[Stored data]

--*--

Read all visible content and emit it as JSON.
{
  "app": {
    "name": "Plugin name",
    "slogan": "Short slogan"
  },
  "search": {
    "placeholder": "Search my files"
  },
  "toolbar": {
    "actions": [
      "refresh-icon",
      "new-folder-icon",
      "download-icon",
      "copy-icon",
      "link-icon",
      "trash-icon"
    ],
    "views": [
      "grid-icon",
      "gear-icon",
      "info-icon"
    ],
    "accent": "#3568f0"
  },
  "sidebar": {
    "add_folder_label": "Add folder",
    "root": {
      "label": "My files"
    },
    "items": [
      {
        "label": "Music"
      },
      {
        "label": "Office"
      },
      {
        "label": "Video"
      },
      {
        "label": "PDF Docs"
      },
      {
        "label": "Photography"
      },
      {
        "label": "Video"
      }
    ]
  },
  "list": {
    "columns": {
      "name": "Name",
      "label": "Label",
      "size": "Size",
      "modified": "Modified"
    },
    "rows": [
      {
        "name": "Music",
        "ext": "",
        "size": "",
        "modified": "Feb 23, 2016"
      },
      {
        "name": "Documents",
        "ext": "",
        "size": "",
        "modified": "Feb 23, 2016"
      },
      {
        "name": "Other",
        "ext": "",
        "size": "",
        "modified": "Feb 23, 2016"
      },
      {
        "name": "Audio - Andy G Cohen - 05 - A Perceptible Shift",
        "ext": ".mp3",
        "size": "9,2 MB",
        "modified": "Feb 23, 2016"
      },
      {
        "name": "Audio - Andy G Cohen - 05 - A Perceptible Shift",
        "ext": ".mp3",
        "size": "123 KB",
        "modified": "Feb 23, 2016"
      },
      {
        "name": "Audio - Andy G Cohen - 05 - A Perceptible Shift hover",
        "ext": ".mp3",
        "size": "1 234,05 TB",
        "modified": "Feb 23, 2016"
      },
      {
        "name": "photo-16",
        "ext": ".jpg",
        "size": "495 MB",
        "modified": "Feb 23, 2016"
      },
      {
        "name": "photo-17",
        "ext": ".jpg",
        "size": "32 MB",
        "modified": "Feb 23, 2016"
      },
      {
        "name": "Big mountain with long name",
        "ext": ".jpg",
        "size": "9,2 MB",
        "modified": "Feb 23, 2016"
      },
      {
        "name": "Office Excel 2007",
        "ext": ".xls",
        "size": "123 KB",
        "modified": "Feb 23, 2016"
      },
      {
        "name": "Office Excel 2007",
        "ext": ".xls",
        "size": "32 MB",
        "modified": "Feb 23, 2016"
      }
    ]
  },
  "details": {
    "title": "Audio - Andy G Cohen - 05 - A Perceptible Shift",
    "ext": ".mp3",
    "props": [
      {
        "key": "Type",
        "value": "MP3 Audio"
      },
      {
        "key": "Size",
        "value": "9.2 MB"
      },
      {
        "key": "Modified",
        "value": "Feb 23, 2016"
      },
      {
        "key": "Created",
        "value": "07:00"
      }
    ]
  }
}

--*--

Repeat each record exactly, leaving nothing out.

Read all visible content and emit it as JSON.
{
  "app": {
    "name": "Plugin name",
    "slogan": "Short slogan"
  },
  "search": {
    "placeholder": "Search my files"
  },
  "toolbar": {
    "actions": [
      "refresh-icon",
      "new-folder-icon",
      "download-icon",
      "copy-icon",
      "link-icon",
      "trash-icon"
    ],
    "views": [
      "grid-icon",
      "gear-icon",
      "info-icon"
    ],
    "accent": "#3568f0"
  },
  "sidebar": {
    "add_folder_label": "Add folder",
    "root": {
      "label": "My files"
    },
    "items": [
      {
        "label": "Music"
      },
      {
        "label": "Office"
      },
      {
        "label": "Video"
      },
      {
        "label": "PDF Docs"
      },
      {
        "label": "Photography"
      },
      {
        "label": "Video"
      }
    ]
  },
  "list": {
    "columns": {
      "name": "Name",
      "label": "Label",
      "size": "Size",
      "modified": "Modified"
    },
    "rows": [
      {
        "name": "Music",
        "ext": "",
        "size": "",
        "modified": "Feb 23, 2016"
      },
      {
        "name": "Documents",
        "ext": "",
        "size": "",
        "modified": "Feb 23, 2016"
      },
      {
        "name": "Other",
        "ext": "",
        "size": "",
        "modified": "Feb 23, 2016"
      },
      {
        "name": "Audio - Andy G Cohen - 05 - A Perceptible Shift",
        "ext": ".mp3",
        "size": "9,2 MB",
        "modified": "Feb 23, 2016"
      },
      {
        "name": "Audio - Andy G Cohen - 05 - A Perceptible Shift",
        "ext": ".mp3",
        "size": "123 KB",
        "modified": "Feb 23, 2016"
      },
      {
        "name": "Audio - Andy G Cohen - 05 - A Perceptible Shift hover",
        "ext": ".mp3",
        "size": "1 234,05 TB",
        "modified": "Feb 23, 2016"
      },
      {
        "name": "photo-16",
        "ext": ".jpg",
        "size": "495 MB",
        "modified": "Feb 23, 2016"
      },
      {
        "name": "photo-17",
        "ext": ".jpg",
        "size": "32 MB",
        "modified": "Feb 23, 2016"
      },
      {
        "name": "Big mountain with long name",
        "ext": ".jpg",
        "size": "9,2 MB",
        "modified": "Feb 23, 2016"
      },
      {
        "name": "Office Excel 2007",
        "ext": ".xls",
        "size": "123 KB",
        "modified": "Feb 23, 2016"
      },
      {
        "name": "Office Excel 2007",
        "ext": ".xls",
        "size": "32 MB",
        "modified": "Feb 23, 2016"
      }
    ]
  },
  "details": {
    "title": "Audio - Andy G Cohen - 05 - A Perceptible Shift",
    "ext": ".mp3",
    "props": [
      {
        "key": "Type",
        "value": "MP3 Audio"
      },
      {
        "key": "Size",
        "value": "9.2 MB"
      },
      {
        "key": "Modified",
        "value": "Feb 23, 2016"
      },
      {
        "key": "Created",
        "value": "07:00"
      }
    ]
  }
}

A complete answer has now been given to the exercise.